**Data entries**

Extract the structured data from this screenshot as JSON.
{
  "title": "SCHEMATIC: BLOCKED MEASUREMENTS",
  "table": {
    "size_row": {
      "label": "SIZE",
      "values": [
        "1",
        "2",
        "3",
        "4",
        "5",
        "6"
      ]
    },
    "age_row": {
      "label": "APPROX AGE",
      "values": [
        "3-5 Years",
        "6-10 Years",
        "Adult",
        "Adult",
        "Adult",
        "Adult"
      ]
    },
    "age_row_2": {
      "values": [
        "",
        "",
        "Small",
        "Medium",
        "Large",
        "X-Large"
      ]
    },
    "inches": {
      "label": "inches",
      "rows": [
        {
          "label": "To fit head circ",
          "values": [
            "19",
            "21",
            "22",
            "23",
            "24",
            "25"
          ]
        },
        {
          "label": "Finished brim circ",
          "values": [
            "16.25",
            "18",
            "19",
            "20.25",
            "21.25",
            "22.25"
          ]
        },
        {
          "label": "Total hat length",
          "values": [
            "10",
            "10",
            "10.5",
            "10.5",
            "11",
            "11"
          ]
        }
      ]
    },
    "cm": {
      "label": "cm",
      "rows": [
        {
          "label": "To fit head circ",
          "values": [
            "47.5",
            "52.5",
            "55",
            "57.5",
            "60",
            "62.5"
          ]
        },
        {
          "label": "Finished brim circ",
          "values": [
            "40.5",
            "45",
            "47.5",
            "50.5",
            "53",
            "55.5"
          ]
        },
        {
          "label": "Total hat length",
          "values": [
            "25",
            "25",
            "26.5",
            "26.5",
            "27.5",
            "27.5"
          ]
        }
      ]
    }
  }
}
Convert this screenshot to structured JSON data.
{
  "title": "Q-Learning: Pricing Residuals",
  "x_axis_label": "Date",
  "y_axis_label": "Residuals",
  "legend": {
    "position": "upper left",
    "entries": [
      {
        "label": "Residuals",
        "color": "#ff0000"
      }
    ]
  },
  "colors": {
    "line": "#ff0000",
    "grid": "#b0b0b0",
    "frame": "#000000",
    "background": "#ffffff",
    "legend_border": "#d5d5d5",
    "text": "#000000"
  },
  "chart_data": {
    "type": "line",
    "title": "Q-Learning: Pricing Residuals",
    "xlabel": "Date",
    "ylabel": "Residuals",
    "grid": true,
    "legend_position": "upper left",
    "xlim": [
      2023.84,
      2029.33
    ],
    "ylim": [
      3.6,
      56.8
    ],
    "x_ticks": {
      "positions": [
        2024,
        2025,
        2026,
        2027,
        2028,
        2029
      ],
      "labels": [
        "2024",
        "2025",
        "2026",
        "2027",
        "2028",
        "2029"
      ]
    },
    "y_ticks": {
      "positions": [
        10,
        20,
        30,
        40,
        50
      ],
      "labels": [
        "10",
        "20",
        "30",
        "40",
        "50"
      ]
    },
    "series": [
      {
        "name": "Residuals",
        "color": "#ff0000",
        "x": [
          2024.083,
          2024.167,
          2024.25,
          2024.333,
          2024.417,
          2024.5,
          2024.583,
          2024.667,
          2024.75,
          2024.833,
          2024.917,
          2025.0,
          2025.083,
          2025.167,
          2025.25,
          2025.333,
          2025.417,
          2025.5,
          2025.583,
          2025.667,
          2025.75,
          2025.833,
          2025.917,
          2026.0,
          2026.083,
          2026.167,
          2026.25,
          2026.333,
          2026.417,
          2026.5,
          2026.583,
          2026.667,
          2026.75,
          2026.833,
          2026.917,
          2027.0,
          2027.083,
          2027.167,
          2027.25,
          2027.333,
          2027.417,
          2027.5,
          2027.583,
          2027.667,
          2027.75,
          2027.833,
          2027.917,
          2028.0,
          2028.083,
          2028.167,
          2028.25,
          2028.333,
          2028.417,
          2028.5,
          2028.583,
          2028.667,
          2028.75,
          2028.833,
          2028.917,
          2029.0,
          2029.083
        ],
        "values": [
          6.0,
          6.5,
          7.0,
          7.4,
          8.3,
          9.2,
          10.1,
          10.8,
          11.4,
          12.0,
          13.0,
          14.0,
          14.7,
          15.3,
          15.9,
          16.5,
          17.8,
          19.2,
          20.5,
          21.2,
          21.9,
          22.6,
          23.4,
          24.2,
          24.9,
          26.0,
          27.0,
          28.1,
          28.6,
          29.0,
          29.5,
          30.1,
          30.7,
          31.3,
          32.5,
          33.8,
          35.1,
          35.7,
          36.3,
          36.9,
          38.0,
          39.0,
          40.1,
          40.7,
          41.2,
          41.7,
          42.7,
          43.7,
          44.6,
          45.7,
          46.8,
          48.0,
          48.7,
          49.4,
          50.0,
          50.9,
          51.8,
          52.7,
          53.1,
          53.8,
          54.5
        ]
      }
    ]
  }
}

**Goal**
Copy out the whole listing, exactly as written.

**Task output**
Extract the structured data from this screenshot as JSON.
{
  "title": "SCHEMATIC: BLOCKED MEASUREMENTS",
  "table": {
    "size_row": {
      "label": "SIZE",
      "values": [
        "1",
        "2",
        "3",
        "4",
        "5",
        "6"
      ]
    },
    "age_row": {
      "label": "APPROX AGE",
      "values": [
        "3-5 Years",
        "6-10 Years",
        "Adult",
        "Adult",
        "Adult",
        "Adult"
      ]
    },
    "age_row_2": {
      "values": [
        "",
        "",
        "Small",
        "Medium",
        "Large",
        "X-Large"
      ]
    },
    "inches": {
      "label": "inches",
      "rows": [
        {
          "label": "To fit head circ",
          "values": [
            "19",
            "21",
            "22",
            "23",
            "24",
            "25"
          ]
        },
        {
          "label": "Finished brim circ",
          "values": [
            "16.25",
            "18",
            "19",
            "20.25",
            "21.25",
            "22.25"
          ]
        },
        {
          "label": "Total hat length",
          "values": [
            "10",
            "10",
            "10.5",
            "10.5",
            "11",
            "11"
          ]
        }
      ]
    },
    "cm": {
      "label": "cm",
      "rows": [
        {
          "label": "To fit head circ",
          "values": [
            "47.5",
            "52.5",
            "55",
            "57.5",
            "60",
            "62.5"
          ]
        },
        {
          "label": "Finished brim circ",
          "values": [
            "40.5",
            "45",
            "47.5",
            "50.5",
            "53",
            "55.5"
          ]
        },
        {
          "label": "Total hat length",
          "values": [
            "25",
            "25",
            "26.5",
            "26.5",
            "27.5",
            "27.5"
          ]
        }
      ]
    }
  }
}
Convert this screenshot to structured JSON data.
{
  "title": "Q-Learning: Pricing Residuals",
  "x_axis_label": "Date",
  "y_axis_label": "Residuals",
  "legend": {
    "position": "upper left",
    "entries": [
      {
        "label": "Residuals",
        "color": "#ff0000"
      }
    ]
  },
  "colors": {
    "line": "#ff0000",
    "grid": "#b0b0b0",
    "frame": "#000000",
    "background": "#ffffff",
    "legend_border": "#d5d5d5",
    "text": "#000000"
  },
  "chart_data": {
    "type": "line",
    "title": "Q-Learning: Pricing Residuals",
    "xlabel": "Date",
    "ylabel": "Residuals",
    "grid": true,
    "legend_position": "upper left",
    "xlim": [
      2023.84,
      2029.33
    ],
    "ylim": [
      3.6,
      56.8
    ],
    "x_ticks": {
      "positions": [
        2024,
        2025,
        2026,
        2027,
        2028,
        2029
      ],
      "labels": [
        "2024",
        "2025",
        "2026",
        "2027",
        "2028",
        "2029"
      ]
    },
    "y_ticks": {
      "positions": [
        10,
        20,
        30,
        40,
        50
      ],
      "labels": [
        "10",
        "20",
        "30",
        "40",
        "50"
      ]
    },
    "series": [
      {
        "name": "Residuals",
        "color": "#ff0000",
        "x": [
          2024.083,
          2024.167,
          2024.25,
          2024.333,
          2024.417,
          2024.5,
          2024.583,
          2024.667,
          2024.75,
          2024.833,
          2024.917,
          2025.0,
          2025.083,
          2025.167,
          2025.25,
          2025.333,
          2025.417,
          2025.5,
          2025.583,
          2025.667,
          2025.75,
          2025.833,
          2025.917,
          2026.0,
          2026.083,
          2026.167,
          2026.25,
          2026.333,
          2026.417,
          2026.5,
          2026.583,
          2026.667,
          2026.75,
          2026.833,
          2026.917,
          2027.0,
          2027.083,
          2027.167,
          2027.25,
          2027.333,
          2027.417,
          2027.5,
          2027.583,
          2027.667,
          2027.75,
          2027.833,
          2027.917,
          2028.0,
          2028.083,
          2028.167,
          2028.25,
          2028.333,
          2028.417,
          2028.5,
          2028.583,
          2028.667,
          2028.75,
          2028.833,
          2028.917,
          2029.0,
          2029.083
        ],
        "values": [
          6.0,
          6.5,
          7.0,
          7.4,
          8.3,
          9.2,
          10.1,
          10.8,
          11.4,
          12.0,
          13.0,
          14.0,
          14.7,
          15.3,
          15.9,
          16.5,
          17.8,
          19.2,
          20.5,
          21.2,
          21.9,
          22.6,
          23.4,
          24.2,
          24.9,
          26.0,
          27.0,
          28.1,
          28.6,
          29.0,
          29.5,
          30.1,
          30.7,
          31.3,
          32.5,
          33.8,
          35.1,
          35.7,
          36.3,
          36.9,
          38.0,
          39.0,
          40.1,
          40.7,
          41.2,
          41.7,
          42.7,
          43.7,
          44.6,
          45.7,
          46.8,
          48.0,
          48.7,
          49.4,
          50.0,
          50.9,
          51.8,
          52.7,
          53.1,
          53.8,
          54.5
        ]
      }
    ]
  }
}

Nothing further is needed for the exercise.